WHAT YOU NEED TO DO |
Write out the records below once more, exactly as they stand.

RECORDS FOR THE TASK |

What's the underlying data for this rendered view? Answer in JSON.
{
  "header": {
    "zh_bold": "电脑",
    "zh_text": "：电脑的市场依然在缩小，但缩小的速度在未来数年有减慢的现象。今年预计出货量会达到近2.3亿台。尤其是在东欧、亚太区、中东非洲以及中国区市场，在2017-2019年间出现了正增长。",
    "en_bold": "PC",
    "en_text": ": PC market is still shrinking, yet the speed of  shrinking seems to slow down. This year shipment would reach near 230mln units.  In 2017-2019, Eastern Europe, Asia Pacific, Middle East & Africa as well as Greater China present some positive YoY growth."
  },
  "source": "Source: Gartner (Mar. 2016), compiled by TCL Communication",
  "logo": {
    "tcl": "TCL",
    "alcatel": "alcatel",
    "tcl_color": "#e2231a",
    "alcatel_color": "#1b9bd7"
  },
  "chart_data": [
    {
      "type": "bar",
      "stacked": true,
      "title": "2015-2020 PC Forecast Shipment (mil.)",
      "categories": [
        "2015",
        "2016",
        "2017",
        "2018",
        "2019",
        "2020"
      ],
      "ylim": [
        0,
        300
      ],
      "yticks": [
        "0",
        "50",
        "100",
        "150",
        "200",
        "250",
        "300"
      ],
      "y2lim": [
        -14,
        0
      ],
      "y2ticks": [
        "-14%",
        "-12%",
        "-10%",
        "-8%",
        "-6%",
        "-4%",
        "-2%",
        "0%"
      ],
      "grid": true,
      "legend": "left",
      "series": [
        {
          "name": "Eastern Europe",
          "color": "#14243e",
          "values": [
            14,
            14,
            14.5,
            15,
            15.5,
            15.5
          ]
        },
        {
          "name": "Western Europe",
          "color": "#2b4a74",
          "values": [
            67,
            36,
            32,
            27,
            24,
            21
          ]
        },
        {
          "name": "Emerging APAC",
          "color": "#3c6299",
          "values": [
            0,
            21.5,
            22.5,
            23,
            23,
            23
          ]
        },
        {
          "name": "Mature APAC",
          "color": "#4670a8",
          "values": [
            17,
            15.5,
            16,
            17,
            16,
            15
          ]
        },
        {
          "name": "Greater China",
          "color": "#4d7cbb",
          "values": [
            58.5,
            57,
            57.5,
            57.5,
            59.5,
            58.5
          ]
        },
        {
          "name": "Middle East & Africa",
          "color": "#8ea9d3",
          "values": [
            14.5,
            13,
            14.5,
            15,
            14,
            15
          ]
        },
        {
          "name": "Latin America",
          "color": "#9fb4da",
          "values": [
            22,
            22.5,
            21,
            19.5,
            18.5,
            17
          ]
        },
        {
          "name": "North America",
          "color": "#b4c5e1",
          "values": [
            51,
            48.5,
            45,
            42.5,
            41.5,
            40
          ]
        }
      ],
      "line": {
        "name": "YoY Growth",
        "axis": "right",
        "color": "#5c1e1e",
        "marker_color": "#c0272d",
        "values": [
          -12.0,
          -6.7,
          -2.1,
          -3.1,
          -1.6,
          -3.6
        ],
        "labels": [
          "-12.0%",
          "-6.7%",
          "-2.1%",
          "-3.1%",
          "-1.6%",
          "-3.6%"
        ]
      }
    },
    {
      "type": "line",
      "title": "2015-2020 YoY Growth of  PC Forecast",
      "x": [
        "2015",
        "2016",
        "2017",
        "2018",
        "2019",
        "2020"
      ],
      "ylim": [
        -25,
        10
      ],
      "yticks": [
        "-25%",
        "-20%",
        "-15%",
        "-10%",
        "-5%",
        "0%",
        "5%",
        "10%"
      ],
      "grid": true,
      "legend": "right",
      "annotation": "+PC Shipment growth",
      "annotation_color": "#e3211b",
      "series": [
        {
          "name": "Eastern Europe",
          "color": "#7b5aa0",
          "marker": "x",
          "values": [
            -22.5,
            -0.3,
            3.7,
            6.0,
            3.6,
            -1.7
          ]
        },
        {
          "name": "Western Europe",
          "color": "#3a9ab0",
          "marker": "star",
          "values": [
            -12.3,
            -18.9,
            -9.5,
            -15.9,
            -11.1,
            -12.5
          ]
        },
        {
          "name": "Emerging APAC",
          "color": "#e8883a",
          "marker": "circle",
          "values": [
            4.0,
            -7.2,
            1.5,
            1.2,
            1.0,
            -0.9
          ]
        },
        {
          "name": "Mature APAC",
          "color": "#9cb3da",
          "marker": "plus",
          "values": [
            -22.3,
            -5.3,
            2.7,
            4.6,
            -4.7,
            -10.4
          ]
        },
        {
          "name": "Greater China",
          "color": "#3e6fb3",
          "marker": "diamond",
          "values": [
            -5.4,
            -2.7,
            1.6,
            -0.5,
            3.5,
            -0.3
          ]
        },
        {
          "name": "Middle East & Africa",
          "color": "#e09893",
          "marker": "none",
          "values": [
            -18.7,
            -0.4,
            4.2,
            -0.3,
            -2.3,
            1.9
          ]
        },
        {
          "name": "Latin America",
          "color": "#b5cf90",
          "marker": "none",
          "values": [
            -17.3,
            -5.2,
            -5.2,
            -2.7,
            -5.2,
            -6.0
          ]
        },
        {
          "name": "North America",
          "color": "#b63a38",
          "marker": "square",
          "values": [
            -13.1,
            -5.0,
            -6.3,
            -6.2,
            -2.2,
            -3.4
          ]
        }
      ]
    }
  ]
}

FINAL RESULT |
What's the underlying data for this rendered view? Answer in JSON.
{
  "header": {
    "zh_bold": "电脑",
    "zh_text": "：电脑的市场依然在缩小，但缩小的速度在未来数年有减慢的现象。今年预计出货量会达到近2.3亿台。尤其是在东欧、亚太区、中东非洲以及中国区市场，在2017-2019年间出现了正增长。",
    "en_bold": "PC",
    "en_text": ": PC market is still shrinking, yet the speed of  shrinking seems to slow down. This year shipment would reach near 230mln units.  In 2017-2019, Eastern Europe, Asia Pacific, Middle East & Africa as well as Greater China present some positive YoY growth."
  },
  "source": "Source: Gartner (Mar. 2016), compiled by TCL Communication",
  "logo": {
    "tcl": "TCL",
    "alcatel": "alcatel",
    "tcl_color": "#e2231a",
    "alcatel_color": "#1b9bd7"
  },
  "chart_data": [
    {
      "type": "bar",
      "stacked": true,
      "title": "2015-2020 PC Forecast Shipment (mil.)",
      "categories": [
        "2015",
        "2016",
        "2017",
        "2018",
        "2019",
        "2020"
      ],
      "ylim": [
        0,
        300
      ],
      "yticks": [
        "0",
        "50",
        "100",
        "150",
        "200",
        "250",
        "300"
      ],
      "y2lim": [
        -14,
        0
      ],
      "y2ticks": [
        "-14%",
        "-12%",
        "-10%",
        "-8%",
        "-6%",
        "-4%",
        "-2%",
        "0%"
      ],
      "grid": true,
      "legend": "left",
      "series": [
        {
          "name": "Eastern Europe",
          "color": "#14243e",
          "values": [
            14,
            14,
            14.5,
            15,
            15.5,
            15.5
          ]
        },
        {
          "name": "Western Europe",
          "color": "#2b4a74",
          "values": [
            67,
            36,
            32,
            27,
            24,
            21
          ]
        },
        {
          "name": "Emerging APAC",
          "color": "#3c6299",
          "values": [
            0,
            21.5,
            22.5,
            23,
            23,
            23
          ]
        },
        {
          "name": "Mature APAC",
          "color": "#4670a8",
          "values": [
            17,
            15.5,
            16,
            17,
            16,
            15
          ]
        },
        {
          "name": "Greater China",
          "color": "#4d7cbb",
          "values": [
            58.5,
            57,
            57.5,
            57.5,
            59.5,
            58.5
          ]
        },
        {
          "name": "Middle East & Africa",
          "color": "#8ea9d3",
          "values": [
            14.5,
            13,
            14.5,
            15,
            14,
            15
          ]
        },
        {
          "name": "Latin America",
          "color": "#9fb4da",
          "values": [
            22,
            22.5,
            21,
            19.5,
            18.5,
            17
          ]
        },
        {
          "name": "North America",
          "color": "#b4c5e1",
          "values": [
            51,
            48.5,
            45,
            42.5,
            41.5,
            40
          ]
        }
      ],
      "line": {
        "name": "YoY Growth",
        "axis": "right",
        "color": "#5c1e1e",
        "marker_color": "#c0272d",
        "values": [
          -12.0,
          -6.7,
          -2.1,
          -3.1,
          -1.6,
          -3.6
        ],
        "labels": [
          "-12.0%",
          "-6.7%",
          "-2.1%",
          "-3.1%",
          "-1.6%",
          "-3.6%"
        ]
      }
    },
    {
      "type": "line",
      "title": "2015-2020 YoY Growth of  PC Forecast",
      "x": [
        "2015",
        "2016",
        "2017",
        "2018",
        "2019",
        "2020"
      ],
      "ylim": [
        -25,
        10
      ],
      "yticks": [
        "-25%",
        "-20%",
        "-15%",
        "-10%",
        "-5%",
        "0%",
        "5%",
        "10%"
      ],
      "grid": true,
      "legend": "right",
      "annotation": "+PC Shipment growth",
      "annotation_color": "#e3211b",
      "series": [
        {
          "name": "Eastern Europe",
          "color": "#7b5aa0",
          "marker": "x",
          "values": [
            -22.5,
            -0.3,
            3.7,
            6.0,
            3.6,
            -1.7
          ]
        },
        {
          "name": "Western Europe",
          "color": "#3a9ab0",
          "marker": "star",
          "values": [
            -12.3,
            -18.9,
            -9.5,
            -15.9,
            -11.1,
            -12.5
          ]
        },
        {
          "name": "Emerging APAC",
          "color": "#e8883a",
          "marker": "circle",
          "values": [
            4.0,
            -7.2,
            1.5,
            1.2,
            1.0,
            -0.9
          ]
        },
        {
          "name": "Mature APAC",
          "color": "#9cb3da",
          "marker": "plus",
          "values": [
            -22.3,
            -5.3,
            2.7,
            4.6,
            -4.7,
            -10.4
          ]
        },
        {
          "name": "Greater China",
          "color": "#3e6fb3",
          "marker": "diamond",
          "values": [
            -5.4,
            -2.7,
            1.6,
            -0.5,
            3.5,
            -0.3
          ]
        },
        {
          "name": "Middle East & Africa",
          "color": "#e09893",
          "marker": "none",
          "values": [
            -18.7,
            -0.4,
            4.2,
            -0.3,
            -2.3,
            1.9
          ]
        },
        {
          "name": "Latin America",
          "color": "#b5cf90",
          "marker": "none",
          "values": [
            -17.3,
            -5.2,
            -5.2,
            -2.7,
            -5.2,
            -6.0
          ]
        },
        {
          "name": "North America",
          "color": "#b63a38",
          "marker": "square",
          "values": [
            -13.1,
            -5.0,
            -6.3,
            -6.2,
            -2.2,
            -3.4
          ]
        }
      ]
    }
  ]
}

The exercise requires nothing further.